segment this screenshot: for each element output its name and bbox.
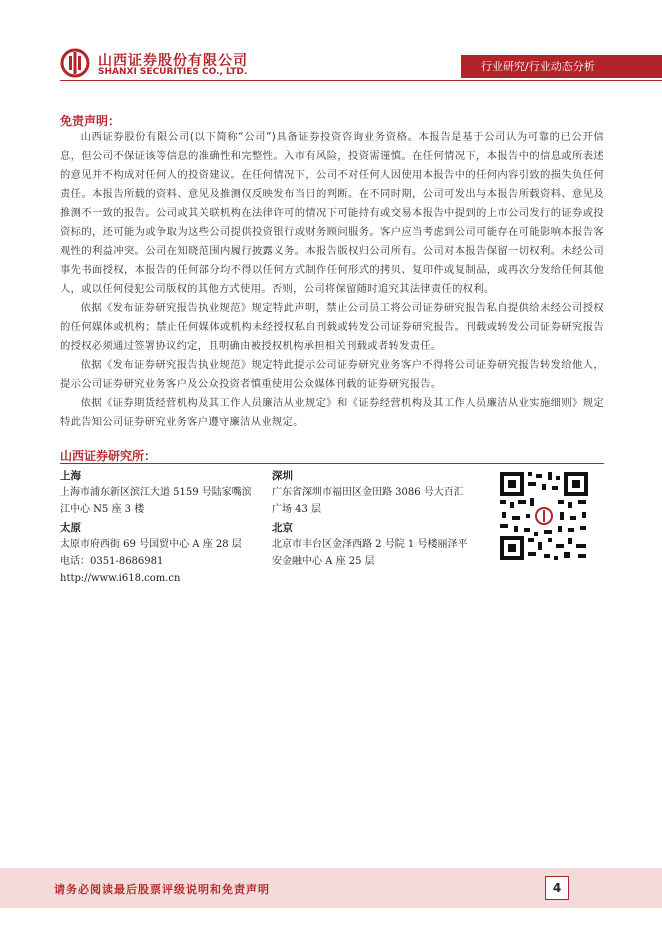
page-header [0, 0, 662, 86]
office-phone-taiyuan: 电话：0351-8686981 [60, 556, 164, 567]
office-city-shanghai: 上海 [60, 470, 81, 482]
disclaimer-title: 免责声明： [60, 114, 121, 128]
disclaimer-paragraph: 依据《发布证券研究报告执业规范》规定特此提示公司证券研究业务客户不得将公司证券研究报告转发给他人，提示公司证券研究业务客户及公众投资者慎重使用公众媒体刊载的证券研究报告。 [60, 359, 604, 390]
header-divider [60, 80, 662, 81]
office-address-shenzhen: 广东省深圳市福田区金田路 3086 号大百汇广场 43 层 [272, 487, 464, 515]
disclaimer-paragraph: 山西证券股份有限公司(以下简称“公司”)具备证券投资咨询业务资格。本报告是基于公司认为可靠的已公开信息，但公司不保证该等信息的准确性和完整性。入市有风险，投资需谨慎。在任何情况下，本报告中的信息或所表述的意见并不构成对任何人的投资建议。在任何情况下，公司不对任何人因使用本报告中的任何内容引致的损失负任何责任。本报告所载的资料、意见及推测仅反映发布当日的判断。在不同时期，公司可发出与本报告所载资料、意见及推测不一致的报告。公司或其关联机构在法律许可的情况下可能持有或交易本报告中提到的上市公司发行的证券或投资标的，还可能为或争取为这些公司提供投资银行或财务顾问服务。客户应当考虑到公司可能存在可能影响本报告客观性的利益冲突。公司在知晓范围内履行披露义务。本报告版权归公司所有。公司对本报告保留一切权利。未经公司事先书面授权，本报告的任何部分均不得以任何方式制作任何形式的拷贝、复印件或复制品，或再次分发给任何其他人，或以任何侵犯公司版权的其他方式使用。否则，公司将保留随时追究其法律责任的权利。 [60, 131, 604, 295]
page-number: 4 [545, 876, 569, 900]
office-city-shenzhen: 深圳 [272, 470, 293, 482]
office-city-taiyuan: 太原 [60, 522, 81, 534]
company-name-en: SHANXI SECURITIES CO., LTD. [98, 67, 248, 77]
report-type-label: 行业研究/行业动态分析 [481, 60, 595, 73]
disclaimer-paragraph: 依据《证券期货经营机构及其工作人员廉洁从业规定》和《证券经营机构及其工作人员廉洁从业实施细则》规定特此告知公司证券研究业务客户遵守廉洁从业规定。 [60, 397, 604, 428]
office-address-beijing: 北京市丰台区金泽西路 2 号院 1 号楼丽泽平安金融中心 A 座 25 层 [272, 539, 468, 567]
institute-divider [60, 463, 604, 464]
website-link[interactable]: http://www.i618.com.cn [60, 573, 181, 584]
qr-code-icon [498, 470, 590, 562]
shanxi-securities-logo-icon [60, 48, 90, 78]
footer-notice: 请务必阅读最后股票评级说明和免责声明 [54, 883, 270, 896]
disclaimer-body [60, 128, 604, 432]
institute-title: 山西证券研究所： [60, 449, 157, 463]
office-address-shanghai: 上海市浦东新区滨江大道 5159 号陆家嘴滨江中心 N5 座 3 楼 [60, 487, 252, 515]
office-city-beijing: 北京 [272, 522, 293, 534]
disclaimer-paragraph: 依据《发布证券研究报告执业规范》规定特此声明，禁止公司员工将公司证券研究报告私自提供给未经公司授权的任何媒体或机构；禁止任何媒体或机构未经授权私自刊载或转发公司证券研究报告。刊载或转发公司证券研究报告的授权必须通过签署协议约定，且明确由被授权机构承担相关刊载或者转发责任。 [60, 302, 604, 352]
company-name-cn: 山西证券股份有限公司 [98, 53, 248, 69]
office-address-taiyuan: 太原市府西街 69 号国贸中心 A 座 28 层 [60, 539, 242, 550]
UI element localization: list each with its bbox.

+-------+

■ **Task instructions**
Can you output every line of the data above as a JSON list of strings, one string per line, with blank lines and the pictures left out?

■ **Answer to this problem**
[
  "segment this screenshot: for each element output its name and bbox.",
  "page-header [0, 0, 662, 86]",
  "office-phone-taiyuan: 电话：0351-8686981 [60, 556, 164, 567]",
  "office-city-shanghai: 上海 [60, 470, 81, 482]",
  "disclaimer-title: 免责声明： [60, 114, 121, 128]",
  "disclaimer-paragraph: 依据《发布证券研究报告执业规范》规定特此提示公司证券研究业务客户不得将公司证券研究报告转发给他人，提示公司证券研究业务客户及公众投资者慎重使用公众媒体刊载的证券研究报告。 [60, 359, 604, 390]",
  "header-divider [60, 80, 662, 81]",
  "office-address-shenzhen: 广东省深圳市福田区金田路 3086 号大百汇广场 43 层 [272, 487, 464, 515]",
  "disclaimer-paragraph: 山西证券股份有限公司(以下简称“公司”)具备证券投资咨询业务资格。本报告是基于公司认为可靠的已公开信息，但公司不保证该等信息的准确性和完整性。入市有风险，投资需谨慎。在任何情况下，本报告中的信息或所表述的意见并不构成对任何人的投资建议。在任何情况下，公司不对任何人因使用本报告中的任何内容引致的损失负任何责任。本报告所载的资料、意见及推测仅反映发布当日的判断。在不同时期，公司可发出与本报告所载资料、意见及推测不一致的报告。公司或其关联机构在法律许可的情况下可能持有或交易本报告中提到的上市公司发行的证券或投资标的，还可能为或争取为这些公司提供投资银行或财务顾问服务。客户应当考虑到公司可能存在可能影响本报告客观性的利益冲突。公司在知晓范围内履行披露义务。本报告版权归公司所有。公司对本报告保留一切权利。未经公司事先书面授权，本报告的任何部分均不得以任何方式制作任何形式的拷贝、复印件或复制品，或再次分发给任何其他人，或以任何侵犯公司版权的其他方式使用。否则，公司将保留随时追究其法律责任的权利。 [60, 131, 604, 295]",
  "page-number: 4 [545, 876, 569, 900]",
  "office-city-shenzhen: 深圳 [272, 470, 293, 482]",
  "office-city-taiyuan: 太原 [60, 522, 81, 534]",
  "company-name-en: SHANXI SECURITIES CO., LTD. [98, 67, 248, 77]",
  "report-type-label: 行业研究/行业动态分析 [481, 60, 595, 73]",
  "disclaimer-paragraph: 依据《证券期货经营机构及其工作人员廉洁从业规定》和《证券经营机构及其工作人员廉洁从业实施细则》规定特此告知公司证券研究业务客户遵守廉洁从业规定。 [60, 397, 604, 428]",
  "office-address-beijing: 北京市丰台区金泽西路 2 号院 1 号楼丽泽平安金融中心 A 座 25 层 [272, 539, 468, 567]",
  "institute-divider [60, 463, 604, 464]",
  "website-link[interactable]: http://www.i618.com.cn [60, 573, 181, 584]",
  "qr-code-icon [498, 470, 590, 562]",
  "shanxi-securities-logo-icon [60, 48, 90, 78]",
  "footer-notice: 请务必阅读最后股票评级说明和免责声明 [54, 883, 270, 896]",
  "disclaimer-body [60, 128, 604, 432]",
  "institute-title: 山西证券研究所： [60, 449, 157, 463]",
  "office-address-shanghai: 上海市浦东新区滨江大道 5159 号陆家嘴滨江中心 N5 座 3 楼 [60, 487, 252, 515]",
  "office-city-beijing: 北京 [272, 522, 293, 534]",
  "disclaimer-paragraph: 依据《发布证券研究报告执业规范》规定特此声明，禁止公司员工将公司证券研究报告私自提供给未经公司授权的任何媒体或机构；禁止任何媒体或机构未经授权私自刊载或转发公司证券研究报告。刊载或转发公司证券研究报告的授权必须通过签署协议约定，且明确由被授权机构承担相关刊载或者转发责任。 [60, 302, 604, 352]",
  "company-name-cn: 山西证券股份有限公司 [98, 53, 248, 69]",
  "office-address-taiyuan: 太原市府西街 69 号国贸中心 A 座 28 层 [60, 539, 242, 550]",
  "UI element localization: list each with its bbox."
]